**BRIEF 1:** Render this sentence from the essay on AI price curves in Spanish: "The frontier has gotten enormously more capable, but the price of standing at the frontier has barely moved."
**BRIEF 2:** Carry the essay on AI price curves forward, picking up right after its final paragraph.

**EXERCISE TEXT:**
=== Begin Enclosure ===
The model is free. Running it isn't.

I had a conversation with a co-worker this week that got me thinking. He'd been following Mark Cuban's argument that companies will eventually stop renting AI from the big providers and start running their own, and he raised it with me because it lines up with a lot of what I've been writing about. It's a sharp thread to pull on, and pulling on it sent me to read Cuban's actual words and then down into the pricing data, where I found something that reframes the whole question.

Here's the thing nobody tells you when they say "AI is getting cheaper": there isn't one price curve. There are two, and they're moving in opposite directions.

The first curve is the price of the frontier. What does it cost to access the single best model available on any given day? That number is sticky. GPT-4 launched in early 2023 at roughly $60 per million output tokens. OpenAI's leading reasoning model in late 2024 cost the same $60 per million. Frontier flagships in 2026 sit somewhere in the $20 to $75 range depending on the provider and the thinking mode. The frontier has gotten enormously more capable, but the price of standing at the frontier has barely moved. You're always paying roughly the same premium to be on the bleeding edge, because the bleeding edge is, by definition, the expensive part.

The second curve is the price of a fixed capability. What does it cost to get GPT-4-level performance, specifically, regardless of what the frontier is doing? That number is in freefall. a16z documented inference cost dropping a thousandfold in three years and called it "LLMflation." Epoch AI's more careful analysis found the rate ranges from 9x to 900x per year depending on which capability milestone you pin. Stanford's AI Index put GPT-3.5-level inference at a 280-fold decline between late 2022 and late 2024. The specific number depends on how you measure, but the shape is unmistakable: pick a capability, hold it fixed, and the price falls hard toward the cost of the raw compute underneath it. Not to zero, there's a floor set by the GPUs and the electricity, but toward it.

The gap between those two curves is the most important space in the AI economy right now, and it's where the whole question my coworker raised starts to come into focus.
=== End Enclosure ===
[Document structure recognition data]
=== Begin Enclosure ===
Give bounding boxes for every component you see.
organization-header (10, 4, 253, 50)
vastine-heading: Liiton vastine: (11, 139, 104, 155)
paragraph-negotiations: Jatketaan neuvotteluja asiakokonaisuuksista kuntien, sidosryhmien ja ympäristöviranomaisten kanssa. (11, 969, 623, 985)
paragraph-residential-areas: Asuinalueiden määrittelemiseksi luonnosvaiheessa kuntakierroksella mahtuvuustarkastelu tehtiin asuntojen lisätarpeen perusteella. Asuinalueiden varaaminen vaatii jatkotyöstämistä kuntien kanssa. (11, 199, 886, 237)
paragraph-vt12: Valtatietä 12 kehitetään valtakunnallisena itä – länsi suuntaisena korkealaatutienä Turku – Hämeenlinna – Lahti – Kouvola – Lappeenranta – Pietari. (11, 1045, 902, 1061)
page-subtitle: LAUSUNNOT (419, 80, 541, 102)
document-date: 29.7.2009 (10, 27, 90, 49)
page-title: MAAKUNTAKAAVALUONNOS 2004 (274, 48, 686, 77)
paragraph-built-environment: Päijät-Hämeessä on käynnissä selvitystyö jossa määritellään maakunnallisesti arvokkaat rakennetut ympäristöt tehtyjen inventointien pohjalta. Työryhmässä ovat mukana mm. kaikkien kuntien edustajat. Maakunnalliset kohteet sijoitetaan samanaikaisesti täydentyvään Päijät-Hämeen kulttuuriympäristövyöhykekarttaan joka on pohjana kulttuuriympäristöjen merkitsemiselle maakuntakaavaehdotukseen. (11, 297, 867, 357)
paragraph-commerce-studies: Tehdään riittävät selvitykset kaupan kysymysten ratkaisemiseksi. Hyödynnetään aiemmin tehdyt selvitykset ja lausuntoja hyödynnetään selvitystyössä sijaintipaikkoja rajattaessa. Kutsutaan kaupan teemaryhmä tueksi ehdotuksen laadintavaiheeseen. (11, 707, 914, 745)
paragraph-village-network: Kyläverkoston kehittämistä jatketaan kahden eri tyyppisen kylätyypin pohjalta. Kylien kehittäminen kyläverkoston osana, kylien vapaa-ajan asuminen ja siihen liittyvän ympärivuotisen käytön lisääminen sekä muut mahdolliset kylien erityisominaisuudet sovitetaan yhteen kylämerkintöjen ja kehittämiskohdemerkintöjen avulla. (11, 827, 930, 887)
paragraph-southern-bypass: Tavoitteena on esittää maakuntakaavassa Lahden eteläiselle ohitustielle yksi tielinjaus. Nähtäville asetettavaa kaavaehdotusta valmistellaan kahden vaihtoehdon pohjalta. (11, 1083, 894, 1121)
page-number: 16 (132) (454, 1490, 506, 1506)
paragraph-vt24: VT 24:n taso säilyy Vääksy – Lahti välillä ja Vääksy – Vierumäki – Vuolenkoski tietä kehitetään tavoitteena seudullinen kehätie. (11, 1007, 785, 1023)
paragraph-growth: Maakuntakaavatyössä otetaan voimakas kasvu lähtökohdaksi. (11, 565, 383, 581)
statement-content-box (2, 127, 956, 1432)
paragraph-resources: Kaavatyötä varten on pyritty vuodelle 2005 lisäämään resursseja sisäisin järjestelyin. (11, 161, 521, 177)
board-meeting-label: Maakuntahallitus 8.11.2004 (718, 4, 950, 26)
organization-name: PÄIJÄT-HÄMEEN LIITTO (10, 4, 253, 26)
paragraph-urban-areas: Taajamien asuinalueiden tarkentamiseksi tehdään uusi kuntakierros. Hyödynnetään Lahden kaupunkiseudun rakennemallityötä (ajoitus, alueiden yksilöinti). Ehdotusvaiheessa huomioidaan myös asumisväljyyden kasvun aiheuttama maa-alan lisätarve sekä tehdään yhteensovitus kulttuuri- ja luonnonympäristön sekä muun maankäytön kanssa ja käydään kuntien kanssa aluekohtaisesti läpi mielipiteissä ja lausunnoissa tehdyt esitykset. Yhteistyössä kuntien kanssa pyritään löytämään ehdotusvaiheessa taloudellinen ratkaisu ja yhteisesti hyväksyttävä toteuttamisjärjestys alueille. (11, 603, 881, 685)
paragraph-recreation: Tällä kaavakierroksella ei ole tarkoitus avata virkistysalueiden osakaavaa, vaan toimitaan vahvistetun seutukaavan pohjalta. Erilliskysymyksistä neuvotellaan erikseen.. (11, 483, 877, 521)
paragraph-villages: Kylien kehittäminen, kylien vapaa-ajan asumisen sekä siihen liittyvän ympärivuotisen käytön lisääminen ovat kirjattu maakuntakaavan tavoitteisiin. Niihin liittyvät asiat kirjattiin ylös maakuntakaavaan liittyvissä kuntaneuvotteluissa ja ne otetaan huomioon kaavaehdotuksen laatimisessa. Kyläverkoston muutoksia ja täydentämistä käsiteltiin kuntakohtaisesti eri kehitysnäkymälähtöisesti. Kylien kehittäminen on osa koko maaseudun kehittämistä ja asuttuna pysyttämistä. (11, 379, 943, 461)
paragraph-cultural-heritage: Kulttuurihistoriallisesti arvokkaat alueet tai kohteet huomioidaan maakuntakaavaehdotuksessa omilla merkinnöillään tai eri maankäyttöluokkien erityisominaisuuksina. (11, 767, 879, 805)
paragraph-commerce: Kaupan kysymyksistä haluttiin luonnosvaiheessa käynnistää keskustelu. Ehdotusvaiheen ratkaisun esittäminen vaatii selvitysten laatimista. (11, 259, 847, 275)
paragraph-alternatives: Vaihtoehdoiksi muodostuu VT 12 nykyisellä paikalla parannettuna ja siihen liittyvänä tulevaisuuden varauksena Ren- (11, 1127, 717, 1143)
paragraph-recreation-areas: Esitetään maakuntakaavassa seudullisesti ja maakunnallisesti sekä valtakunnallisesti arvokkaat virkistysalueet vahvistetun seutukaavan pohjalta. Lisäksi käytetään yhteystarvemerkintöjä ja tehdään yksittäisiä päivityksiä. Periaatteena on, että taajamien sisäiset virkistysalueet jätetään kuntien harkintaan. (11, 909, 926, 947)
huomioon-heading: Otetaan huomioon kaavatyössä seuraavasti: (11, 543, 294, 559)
=== End Enclosure ===
**TASK RESULT 1:** La frontera se ha vuelto enormemente más capaz, pero el precio de estar en la frontera apenas se ha movido.

**TASK RESULT 2:**
The old model gets good enough, and then you just harvest the price drop

Walk through what actually happens over a year. Opus 4.7 ships today. It does some task X at price Y. A year from now Opus 5.0 ships, does more than X at the same price Y, and Opus 4.7 falls to a fraction of its launch price. Now: if task X was already solved well enough by 4.7, what changed for you? Nothing about your need. The frontier ran ahead, your problem stayed exactly where it was, and the only thing that moved is that solving it got cheaper. You ride the old model down the price curve and pocket the difference.

This is the part people get backwards when they talk about diminishing returns. The returns aren't diminishing on the model. The model keeps getting better every year. The returns are diminishing on your need. Once a model clears the difficulty threshold of the task in front of you, every subsequent capability gain is irrelevant to that task. Classification, extraction, summarization, routing, structured output, first-draft generation: most of these hit "good enough" a generation or two ago. For that work, the frontier is a spectator sport. What matters is the falling price of the capability you already have.

So the first answer to "has inference become cheap" is: for any task whose difficulty is stable, yes, dramatically, and it will keep getting cheaper whether or not you ever touch a newer model.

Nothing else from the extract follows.